STATED GOAL — Determine how many lines contain the string "JSON", then reply with that figure only.

PROVIDED ENTRIES —
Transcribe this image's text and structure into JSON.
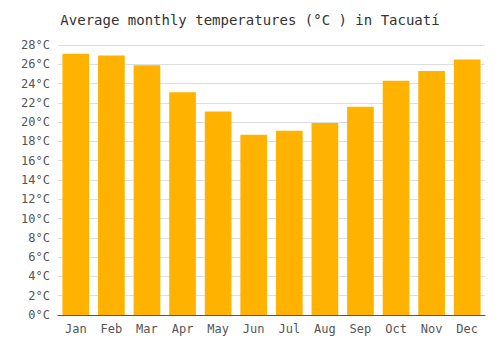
{
  "chart_data": {
    "type": "bar",
    "title": "Average monthly temperatures (°C ) in Tacuatí",
    "categories": [
      "Jan",
      "Feb",
      "Mar",
      "Apr",
      "May",
      "Jun",
      "Jul",
      "Aug",
      "Sep",
      "Oct",
      "Nov",
      "Dec"
    ],
    "values": [
      27.1,
      26.9,
      25.9,
      23.1,
      21.1,
      18.7,
      19.1,
      19.9,
      21.6,
      24.3,
      25.3,
      26.5
    ],
    "color": "#FFB300",
    "ylim": [
      0,
      28
    ],
    "yticks": [
      {
        "value": 0,
        "label": "0°C"
      },
      {
        "value": 2,
        "label": "2°C"
      },
      {
        "value": 4,
        "label": "4°C"
      },
      {
        "value": 6,
        "label": "6°C"
      },
      {
        "value": 8,
        "label": "8°C"
      },
      {
        "value": 10,
        "label": "10°C"
      },
      {
        "value": 12,
        "label": "12°C"
      },
      {
        "value": 14,
        "label": "14°C"
      },
      {
        "value": 16,
        "label": "16°C"
      },
      {
        "value": 18,
        "label": "18°C"
      },
      {
        "value": 20,
        "label": "20°C"
      },
      {
        "value": 22,
        "label": "22°C"
      },
      {
        "value": 24,
        "label": "24°C"
      },
      {
        "value": 26,
        "label": "26°C"
      },
      {
        "value": 28,
        "label": "28°C"
      }
    ],
    "grid": true
  }
}
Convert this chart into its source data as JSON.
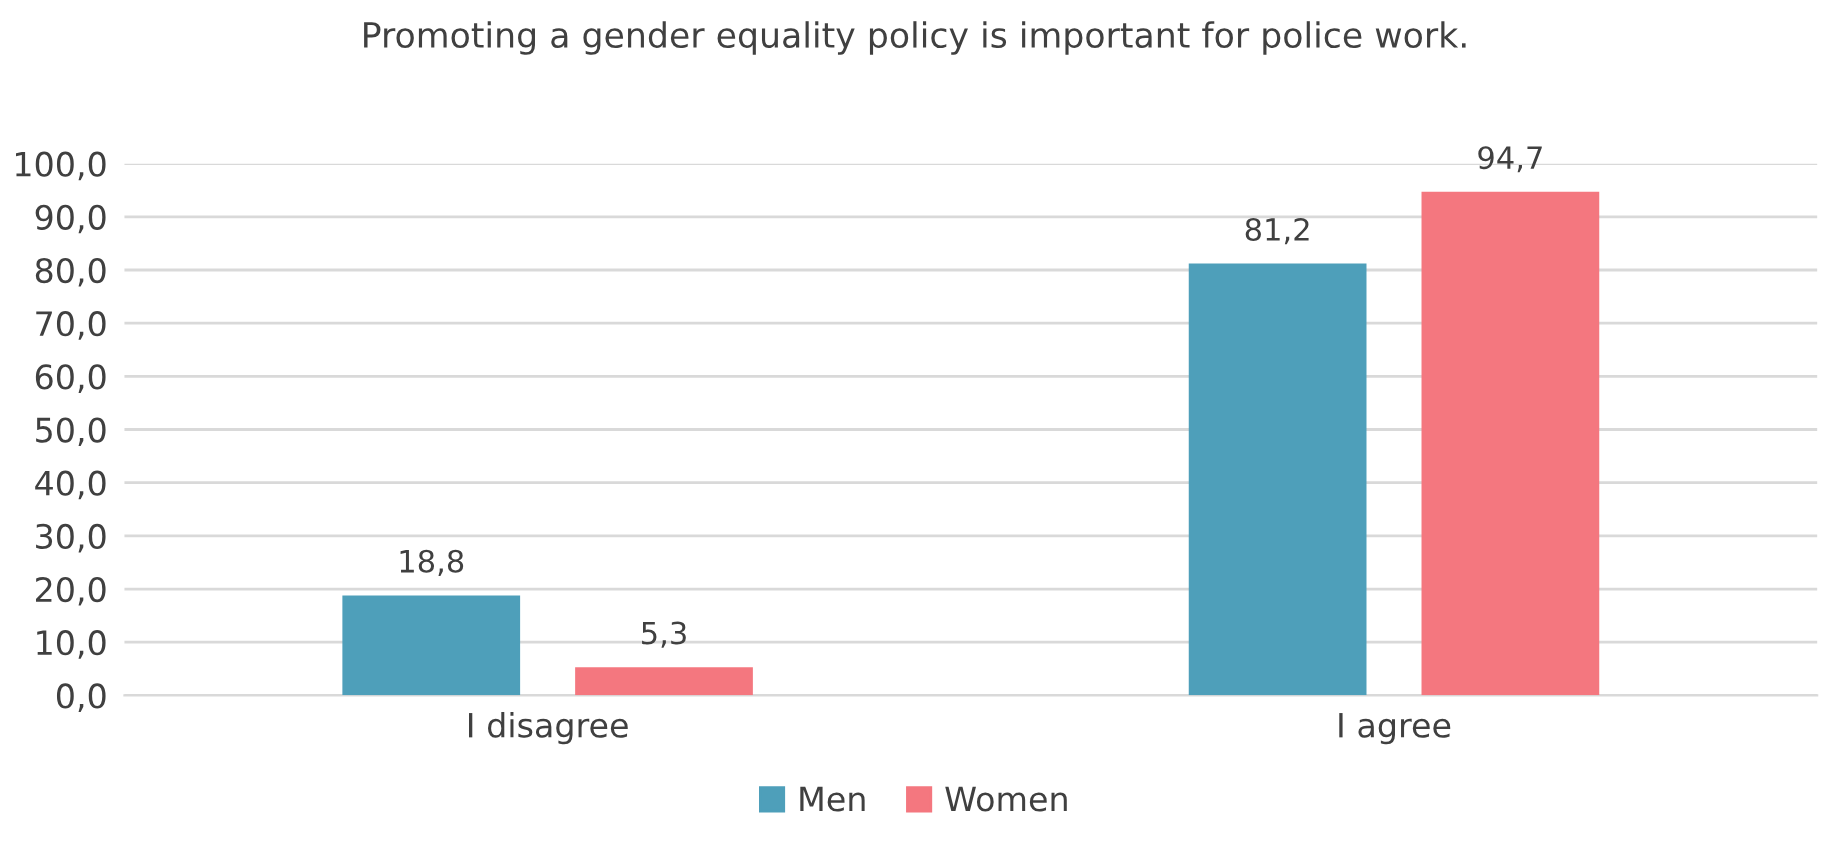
{
  "chart_data": {
    "type": "bar",
    "title": "Promoting a gender equality policy is important for police work.",
    "categories": [
      "I disagree",
      "I agree"
    ],
    "series": [
      {
        "name": "Men",
        "color": "#4e9fba",
        "values": [
          18.8,
          81.2
        ],
        "value_labels": [
          "18,8",
          "81,2"
        ]
      },
      {
        "name": "Women",
        "color": "#f4777f",
        "values": [
          5.3,
          94.7
        ],
        "value_labels": [
          "5,3",
          "94,7"
        ]
      }
    ],
    "ylim": [
      0,
      100
    ],
    "yticks": [
      {
        "value": 0,
        "label": "0,0"
      },
      {
        "value": 10,
        "label": "10,0"
      },
      {
        "value": 20,
        "label": "20,0"
      },
      {
        "value": 30,
        "label": "30,0"
      },
      {
        "value": 40,
        "label": "40,0"
      },
      {
        "value": 50,
        "label": "50,0"
      },
      {
        "value": 60,
        "label": "60,0"
      },
      {
        "value": 70,
        "label": "70,0"
      },
      {
        "value": 80,
        "label": "80,0"
      },
      {
        "value": 90,
        "label": "90,0"
      },
      {
        "value": 100,
        "label": "100,0"
      }
    ],
    "grid": "y",
    "legend": "bottom"
  }
}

OUTPUT FOR THIS TASK — 2